• **REQUEST**
Work through the records below and tally every line containing "البلدية". Reply with the total alone.

[Stored items from a collection]
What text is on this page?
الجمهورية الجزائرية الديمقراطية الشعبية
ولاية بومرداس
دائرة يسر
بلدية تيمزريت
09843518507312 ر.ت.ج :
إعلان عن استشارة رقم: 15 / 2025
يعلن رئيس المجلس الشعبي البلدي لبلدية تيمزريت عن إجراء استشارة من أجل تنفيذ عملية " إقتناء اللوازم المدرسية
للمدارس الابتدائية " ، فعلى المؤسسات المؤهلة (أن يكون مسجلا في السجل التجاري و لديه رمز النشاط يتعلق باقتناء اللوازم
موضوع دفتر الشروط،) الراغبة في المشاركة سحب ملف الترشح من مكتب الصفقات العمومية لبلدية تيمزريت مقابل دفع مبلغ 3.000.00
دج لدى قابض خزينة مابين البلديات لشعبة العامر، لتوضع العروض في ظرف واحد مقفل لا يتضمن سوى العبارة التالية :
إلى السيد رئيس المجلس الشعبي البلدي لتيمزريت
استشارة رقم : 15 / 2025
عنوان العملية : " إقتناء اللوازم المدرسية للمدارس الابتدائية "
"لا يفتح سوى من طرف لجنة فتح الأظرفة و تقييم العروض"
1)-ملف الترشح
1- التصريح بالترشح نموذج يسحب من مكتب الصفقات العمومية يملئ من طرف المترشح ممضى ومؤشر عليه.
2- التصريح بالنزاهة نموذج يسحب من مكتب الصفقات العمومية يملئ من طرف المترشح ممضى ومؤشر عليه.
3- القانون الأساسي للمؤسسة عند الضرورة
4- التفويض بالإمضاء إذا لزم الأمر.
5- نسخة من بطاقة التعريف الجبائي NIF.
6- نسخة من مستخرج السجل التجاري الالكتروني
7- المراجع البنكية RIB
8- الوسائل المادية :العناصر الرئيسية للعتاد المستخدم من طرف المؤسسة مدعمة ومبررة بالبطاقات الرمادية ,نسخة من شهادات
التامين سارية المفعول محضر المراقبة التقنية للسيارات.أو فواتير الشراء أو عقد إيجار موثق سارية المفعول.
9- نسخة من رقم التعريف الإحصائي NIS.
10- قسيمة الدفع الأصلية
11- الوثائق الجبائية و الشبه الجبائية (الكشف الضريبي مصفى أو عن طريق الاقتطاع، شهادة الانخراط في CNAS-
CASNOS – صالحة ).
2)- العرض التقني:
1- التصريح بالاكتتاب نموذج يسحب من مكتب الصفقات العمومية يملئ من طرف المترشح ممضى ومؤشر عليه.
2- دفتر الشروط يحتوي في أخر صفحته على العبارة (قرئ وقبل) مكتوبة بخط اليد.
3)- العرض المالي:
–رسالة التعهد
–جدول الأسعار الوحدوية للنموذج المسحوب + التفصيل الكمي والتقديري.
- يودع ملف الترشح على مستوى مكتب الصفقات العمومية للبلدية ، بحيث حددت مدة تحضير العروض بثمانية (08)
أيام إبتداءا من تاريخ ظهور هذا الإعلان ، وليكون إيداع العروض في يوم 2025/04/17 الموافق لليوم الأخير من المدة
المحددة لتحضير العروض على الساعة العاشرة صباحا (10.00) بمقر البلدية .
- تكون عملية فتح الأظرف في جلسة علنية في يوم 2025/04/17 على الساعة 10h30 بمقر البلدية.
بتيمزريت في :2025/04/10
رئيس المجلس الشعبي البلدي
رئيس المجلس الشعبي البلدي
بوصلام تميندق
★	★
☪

• **RESPONSE TO THE TASK**
2